Written problem -> List all lines in the material below that contain "pistol".

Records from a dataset
<<<<
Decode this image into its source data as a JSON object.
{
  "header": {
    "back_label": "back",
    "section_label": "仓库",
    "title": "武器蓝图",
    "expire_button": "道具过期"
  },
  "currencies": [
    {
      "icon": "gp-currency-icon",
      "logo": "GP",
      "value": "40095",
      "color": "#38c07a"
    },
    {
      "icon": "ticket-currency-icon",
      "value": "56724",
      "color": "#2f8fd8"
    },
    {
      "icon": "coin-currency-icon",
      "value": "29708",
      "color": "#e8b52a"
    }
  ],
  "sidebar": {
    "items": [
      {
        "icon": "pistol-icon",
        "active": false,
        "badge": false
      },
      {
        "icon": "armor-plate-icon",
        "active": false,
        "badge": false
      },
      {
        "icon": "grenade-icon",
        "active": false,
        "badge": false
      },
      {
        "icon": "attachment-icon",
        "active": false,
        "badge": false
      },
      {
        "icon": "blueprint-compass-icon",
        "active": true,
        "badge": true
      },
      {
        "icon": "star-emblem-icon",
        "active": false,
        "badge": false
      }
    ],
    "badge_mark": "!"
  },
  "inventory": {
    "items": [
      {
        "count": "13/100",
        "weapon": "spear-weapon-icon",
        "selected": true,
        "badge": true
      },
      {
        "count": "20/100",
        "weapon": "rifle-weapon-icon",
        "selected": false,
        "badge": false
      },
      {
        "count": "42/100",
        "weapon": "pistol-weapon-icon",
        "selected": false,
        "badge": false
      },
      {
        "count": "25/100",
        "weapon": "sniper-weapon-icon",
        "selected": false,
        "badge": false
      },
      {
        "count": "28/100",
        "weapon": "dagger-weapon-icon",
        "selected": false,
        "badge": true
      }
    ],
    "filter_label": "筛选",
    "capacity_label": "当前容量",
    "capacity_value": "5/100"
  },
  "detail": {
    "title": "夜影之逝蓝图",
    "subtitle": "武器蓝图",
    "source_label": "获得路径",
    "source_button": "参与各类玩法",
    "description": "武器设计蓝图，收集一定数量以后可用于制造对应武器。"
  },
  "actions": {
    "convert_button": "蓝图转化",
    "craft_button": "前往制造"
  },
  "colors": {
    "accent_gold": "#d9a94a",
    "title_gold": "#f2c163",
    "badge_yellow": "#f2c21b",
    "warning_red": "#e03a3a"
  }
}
>>>>
Reply to the task ->
        "icon": "pistol-icon",
        "weapon": "pistol-weapon-icon",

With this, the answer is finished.